● WORK TO BE COMPLETED: Print the entries that appear below, exactly as written and without their pictures.

● SUPPLIED ENTRIES:
####################

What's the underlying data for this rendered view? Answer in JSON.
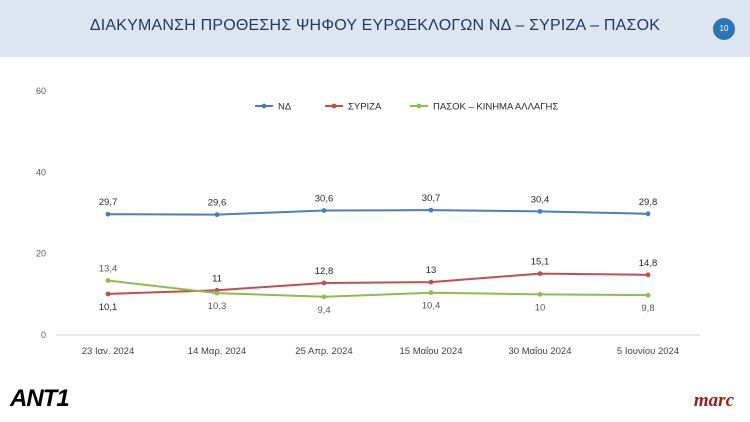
{
  "header": {
    "title": "ΔΙΑΚΥΜΑΝΣΗ ΠΡΟΘΕΣΗΣ ΨΗΦΟΥ ΕΥΡΩΕΚΛΟΓΩΝ ΝΔ – ΣΥΡΙΖΑ – ΠΑΣΟΚ",
    "page_number": "10"
  },
  "logos": {
    "left": "ANT1",
    "right": "marc"
  },
  "chart_data": {
    "type": "line",
    "categories": [
      "23 Ιαν. 2024",
      "14 Μαρ. 2024",
      "25 Απρ. 2024",
      "15 Μαΐου 2024",
      "30 Μαΐου 2024",
      "5 Ιουνίου 2024"
    ],
    "ylim": [
      0,
      60
    ],
    "yticks": [
      "0",
      "20",
      "40",
      "60"
    ],
    "grid": false,
    "legend_position": "top",
    "series": [
      {
        "name": "ΝΔ",
        "color": "#4a7ebb",
        "values": [
          29.7,
          29.6,
          30.6,
          30.7,
          30.4,
          29.8
        ],
        "labels": [
          "29,7",
          "29,6",
          "30,6",
          "30,7",
          "30,4",
          "29,8"
        ],
        "label_position": "above"
      },
      {
        "name": "ΣΥΡΙΖΑ",
        "color": "#c0504d",
        "values": [
          10.1,
          11,
          12.8,
          13,
          15.1,
          14.8
        ],
        "labels": [
          "10,1",
          "11",
          "12,8",
          "13",
          "15,1",
          "14,8"
        ],
        "label_position": "mixed"
      },
      {
        "name": "ΠΑΣΟΚ – ΚΙΝΗΜΑ ΑΛΛΑΓΗΣ",
        "color": "#8cbd4f",
        "values": [
          13.4,
          10.3,
          9.4,
          10.4,
          10,
          9.8
        ],
        "labels": [
          "13,4",
          "10,3",
          "9,4",
          "10,4",
          "10",
          "9,8"
        ],
        "label_position": "mixed"
      }
    ]
  }
}
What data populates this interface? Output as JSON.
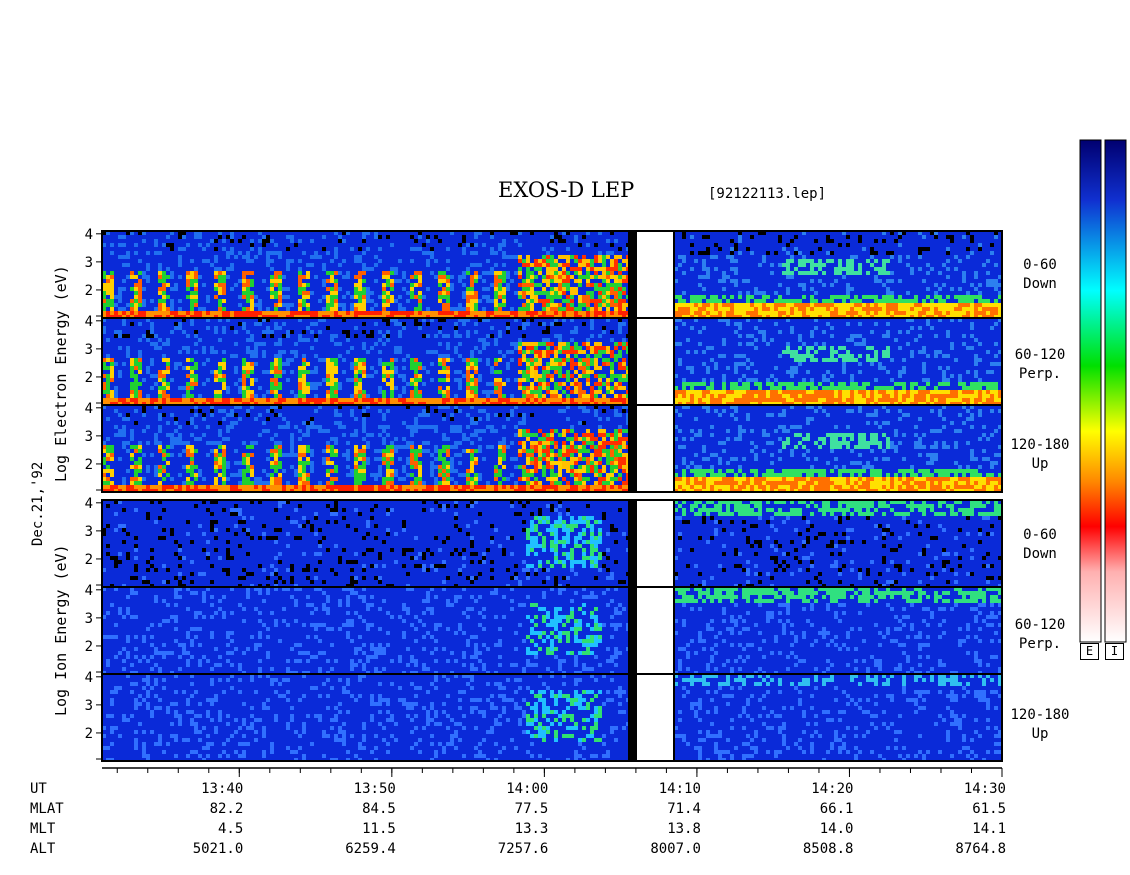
{
  "header": {
    "title": "EXOS-D LEP",
    "file": "[92122113.lep]"
  },
  "date_label": "Dec.21,'92",
  "electron": {
    "axis_label": "Log Electron Energy (eV)",
    "panels": [
      {
        "angle": "0-60",
        "dir": "Down"
      },
      {
        "angle": "60-120",
        "dir": "Perp."
      },
      {
        "angle": "120-180",
        "dir": "Up"
      }
    ]
  },
  "ion": {
    "axis_label": "Log Ion Energy (eV)",
    "panels": [
      {
        "angle": "0-60",
        "dir": "Down"
      },
      {
        "angle": "60-120",
        "dir": "Perp."
      },
      {
        "angle": "120-180",
        "dir": "Up"
      }
    ]
  },
  "colorbar": {
    "labels": [
      "E",
      "I"
    ]
  },
  "table": {
    "row_labels": [
      "UT",
      "MLAT",
      "MLT",
      "ALT"
    ],
    "columns": [
      {
        "ut": "13:40",
        "mlat": "82.2",
        "mlt": "4.5",
        "alt": "5021.0"
      },
      {
        "ut": "13:50",
        "mlat": "84.5",
        "mlt": "11.5",
        "alt": "6259.4"
      },
      {
        "ut": "14:00",
        "mlat": "77.5",
        "mlt": "13.3",
        "alt": "7257.6"
      },
      {
        "ut": "14:10",
        "mlat": "71.4",
        "mlt": "13.8",
        "alt": "8007.0"
      },
      {
        "ut": "14:20",
        "mlat": "66.1",
        "mlt": "14.0",
        "alt": "8508.8"
      },
      {
        "ut": "14:30",
        "mlat": "61.5",
        "mlt": "14.1",
        "alt": "8764.8"
      }
    ]
  },
  "chart_data": {
    "type": "heatmap",
    "title": "EXOS-D LEP",
    "x": {
      "label": "UT",
      "start": "13:31",
      "end": "14:30",
      "ticks": [
        "13:40",
        "13:50",
        "14:00",
        "14:10",
        "14:20",
        "14:30"
      ],
      "gap": [
        "14:06",
        "14:09"
      ]
    },
    "y": {
      "label": "Log Energy (eV)",
      "ticks": [
        2,
        3,
        4
      ],
      "range": [
        1,
        4.1
      ]
    },
    "panels": [
      {
        "species": "Electron",
        "pitch_angle": "0-60",
        "direction": "Down"
      },
      {
        "species": "Electron",
        "pitch_angle": "60-120",
        "direction": "Perp."
      },
      {
        "species": "Electron",
        "pitch_angle": "120-180",
        "direction": "Up"
      },
      {
        "species": "Ion",
        "pitch_angle": "0-60",
        "direction": "Down"
      },
      {
        "species": "Ion",
        "pitch_angle": "60-120",
        "direction": "Perp."
      },
      {
        "species": "Ion",
        "pitch_angle": "120-180",
        "direction": "Up"
      }
    ],
    "colormap": [
      "#ffffff",
      "#ff0000",
      "#ff8c00",
      "#ffff00",
      "#00c800",
      "#00ffff",
      "#0050ff",
      "#000080"
    ]
  }
}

####################

● RESULT BELOW:
What's the underlying data for this rendered view? Answer in JSON.
{
  "header": {
    "title": "ΔΙΑΚΥΜΑΝΣΗ ΠΡΟΘΕΣΗΣ ΨΗΦΟΥ ΕΥΡΩΕΚΛΟΓΩΝ ΝΔ – ΣΥΡΙΖΑ – ΠΑΣΟΚ",
    "page_number": "10"
  },
  "logos": {
    "left": "ANT1",
    "right": "marc"
  },
  "chart_data": {
    "type": "line",
    "categories": [
      "23 Ιαν. 2024",
      "14 Μαρ. 2024",
      "25 Απρ. 2024",
      "15 Μαΐου 2024",
      "30 Μαΐου 2024",
      "5 Ιουνίου 2024"
    ],
    "ylim": [
      0,
      60
    ],
    "yticks": [
      "0",
      "20",
      "40",
      "60"
    ],
    "grid": false,
    "legend_position": "top",
    "series": [
      {
        "name": "ΝΔ",
        "color": "#4a7ebb",
        "values": [
          29.7,
          29.6,
          30.6,
          30.7,
          30.4,
          29.8
        ],
        "labels": [
          "29,7",
          "29,6",
          "30,6",
          "30,7",
          "30,4",
          "29,8"
        ],
        "label_position": "above"
      },
      {
        "name": "ΣΥΡΙΖΑ",
        "color": "#c0504d",
        "values": [
          10.1,
          11,
          12.8,
          13,
          15.1,
          14.8
        ],
        "labels": [
          "10,1",
          "11",
          "12,8",
          "13",
          "15,1",
          "14,8"
        ],
        "label_position": "mixed"
      },
      {
        "name": "ΠΑΣΟΚ – ΚΙΝΗΜΑ ΑΛΛΑΓΗΣ",
        "color": "#8cbd4f",
        "values": [
          13.4,
          10.3,
          9.4,
          10.4,
          10,
          9.8
        ],
        "labels": [
          "13,4",
          "10,3",
          "9,4",
          "10,4",
          "10",
          "9,8"
        ],
        "label_position": "mixed"
      }
    ]
  }
}
What data populates this interface? Output as JSON.
{
  "header": {
    "title": "EXOS-D LEP",
    "file": "[92122113.lep]"
  },
  "date_label": "Dec.21,'92",
  "electron": {
    "axis_label": "Log Electron Energy (eV)",
    "panels": [
      {
        "angle": "0-60",
        "dir": "Down"
      },
      {
        "angle": "60-120",
        "dir": "Perp."
      },
      {
        "angle": "120-180",
        "dir": "Up"
      }
    ]
  },
  "ion": {
    "axis_label": "Log Ion Energy (eV)",
    "panels": [
      {
        "angle": "0-60",
        "dir": "Down"
      },
      {
        "angle": "60-120",
        "dir": "Perp."
      },
      {
        "angle": "120-180",
        "dir": "Up"
      }
    ]
  },
  "colorbar": {
    "labels": [
      "E",
      "I"
    ]
  },
  "table": {
    "row_labels": [
      "UT",
      "MLAT",
      "MLT",
      "ALT"
    ],
    "columns": [
      {
        "ut": "13:40",
        "mlat": "82.2",
        "mlt": "4.5",
        "alt": "5021.0"
      },
      {
        "ut": "13:50",
        "mlat": "84.5",
        "mlt": "11.5",
        "alt": "6259.4"
      },
      {
        "ut": "14:00",
        "mlat": "77.5",
        "mlt": "13.3",
        "alt": "7257.6"
      },
      {
        "ut": "14:10",
        "mlat": "71.4",
        "mlt": "13.8",
        "alt": "8007.0"
      },
      {
        "ut": "14:20",
        "mlat": "66.1",
        "mlt": "14.0",
        "alt": "8508.8"
      },
      {
        "ut": "14:30",
        "mlat": "61.5",
        "mlt": "14.1",
        "alt": "8764.8"
      }
    ]
  },
  "chart_data": {
    "type": "heatmap",
    "title": "EXOS-D LEP",
    "x": {
      "label": "UT",
      "start": "13:31",
      "end": "14:30",
      "ticks": [
        "13:40",
        "13:50",
        "14:00",
        "14:10",
        "14:20",
        "14:30"
      ],
      "gap": [
        "14:06",
        "14:09"
      ]
    },
    "y": {
      "label": "Log Energy (eV)",
      "ticks": [
        2,
        3,
        4
      ],
      "range": [
        1,
        4.1
      ]
    },
    "panels": [
      {
        "species": "Electron",
        "pitch_angle": "0-60",
        "direction": "Down"
      },
      {
        "species": "Electron",
        "pitch_angle": "60-120",
        "direction": "Perp."
      },
      {
        "species": "Electron",
        "pitch_angle": "120-180",
        "direction": "Up"
      },
      {
        "species": "Ion",
        "pitch_angle": "0-60",
        "direction": "Down"
      },
      {
        "species": "Ion",
        "pitch_angle": "60-120",
        "direction": "Perp."
      },
      {
        "species": "Ion",
        "pitch_angle": "120-180",
        "direction": "Up"
      }
    ],
    "colormap": [
      "#ffffff",
      "#ff0000",
      "#ff8c00",
      "#ffff00",
      "#00c800",
      "#00ffff",
      "#0050ff",
      "#000080"
    ]
  }
}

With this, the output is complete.